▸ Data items
· · · · · · ·
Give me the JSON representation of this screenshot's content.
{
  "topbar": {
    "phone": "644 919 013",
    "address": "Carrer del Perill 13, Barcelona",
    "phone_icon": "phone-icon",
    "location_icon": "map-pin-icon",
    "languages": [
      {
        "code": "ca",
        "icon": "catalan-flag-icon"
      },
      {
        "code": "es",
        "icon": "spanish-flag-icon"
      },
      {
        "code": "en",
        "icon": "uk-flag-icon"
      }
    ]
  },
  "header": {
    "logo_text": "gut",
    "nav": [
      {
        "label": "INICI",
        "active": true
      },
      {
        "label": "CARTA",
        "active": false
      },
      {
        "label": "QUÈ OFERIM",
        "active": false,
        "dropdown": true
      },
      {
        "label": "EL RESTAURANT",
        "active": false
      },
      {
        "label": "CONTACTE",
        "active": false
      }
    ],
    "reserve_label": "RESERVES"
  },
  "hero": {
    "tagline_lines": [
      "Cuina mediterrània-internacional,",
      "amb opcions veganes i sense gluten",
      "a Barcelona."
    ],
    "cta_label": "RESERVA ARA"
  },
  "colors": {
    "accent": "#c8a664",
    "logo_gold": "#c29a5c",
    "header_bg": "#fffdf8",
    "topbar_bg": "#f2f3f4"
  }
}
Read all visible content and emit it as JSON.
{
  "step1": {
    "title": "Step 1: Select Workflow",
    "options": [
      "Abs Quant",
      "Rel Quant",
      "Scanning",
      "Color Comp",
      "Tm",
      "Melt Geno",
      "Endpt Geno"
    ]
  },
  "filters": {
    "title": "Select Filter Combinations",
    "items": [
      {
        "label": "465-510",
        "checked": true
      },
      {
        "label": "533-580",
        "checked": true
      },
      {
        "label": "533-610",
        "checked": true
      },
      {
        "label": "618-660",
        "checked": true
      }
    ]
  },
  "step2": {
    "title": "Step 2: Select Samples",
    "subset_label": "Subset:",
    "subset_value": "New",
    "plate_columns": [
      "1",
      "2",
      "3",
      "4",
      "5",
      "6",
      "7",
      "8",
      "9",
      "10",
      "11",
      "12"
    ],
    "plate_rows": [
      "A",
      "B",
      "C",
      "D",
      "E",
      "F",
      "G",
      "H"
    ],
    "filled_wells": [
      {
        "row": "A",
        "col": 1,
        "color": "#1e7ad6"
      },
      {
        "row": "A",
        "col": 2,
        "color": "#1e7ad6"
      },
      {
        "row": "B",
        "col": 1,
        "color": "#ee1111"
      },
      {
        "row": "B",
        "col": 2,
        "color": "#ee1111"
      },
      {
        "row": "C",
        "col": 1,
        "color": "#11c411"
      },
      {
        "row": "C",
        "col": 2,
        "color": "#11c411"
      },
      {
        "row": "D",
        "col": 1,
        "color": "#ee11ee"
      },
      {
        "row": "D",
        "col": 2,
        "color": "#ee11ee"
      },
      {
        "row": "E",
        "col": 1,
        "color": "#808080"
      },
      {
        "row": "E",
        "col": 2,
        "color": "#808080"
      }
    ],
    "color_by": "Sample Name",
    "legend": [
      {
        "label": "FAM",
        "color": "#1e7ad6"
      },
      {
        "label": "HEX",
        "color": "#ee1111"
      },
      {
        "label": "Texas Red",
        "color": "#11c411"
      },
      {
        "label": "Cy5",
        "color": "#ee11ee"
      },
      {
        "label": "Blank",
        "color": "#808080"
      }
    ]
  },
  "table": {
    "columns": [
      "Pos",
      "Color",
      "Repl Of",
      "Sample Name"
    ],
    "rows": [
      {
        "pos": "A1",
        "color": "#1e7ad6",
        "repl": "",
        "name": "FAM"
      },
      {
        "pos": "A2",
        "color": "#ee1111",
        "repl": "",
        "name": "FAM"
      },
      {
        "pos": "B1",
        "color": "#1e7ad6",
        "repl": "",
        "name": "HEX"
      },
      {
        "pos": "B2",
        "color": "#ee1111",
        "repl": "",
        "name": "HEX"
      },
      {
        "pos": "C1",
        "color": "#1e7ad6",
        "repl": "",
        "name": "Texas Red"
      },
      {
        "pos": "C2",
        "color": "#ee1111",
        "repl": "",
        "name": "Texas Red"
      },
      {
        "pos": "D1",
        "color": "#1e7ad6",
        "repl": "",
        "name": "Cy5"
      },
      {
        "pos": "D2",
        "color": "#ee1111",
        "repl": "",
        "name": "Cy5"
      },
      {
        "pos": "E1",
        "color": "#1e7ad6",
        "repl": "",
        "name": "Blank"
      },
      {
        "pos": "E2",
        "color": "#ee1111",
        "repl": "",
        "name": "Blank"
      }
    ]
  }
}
· · · · · · ·
▸ Exercise
From the entries above, select each line containing the string "icon".

▸ Answer
    "phone_icon": "phone-icon",
    "location_icon": "map-pin-icon",
        "icon": "catalan-flag-icon"
        "icon": "spanish-flag-icon"
        "icon": "uk-flag-icon"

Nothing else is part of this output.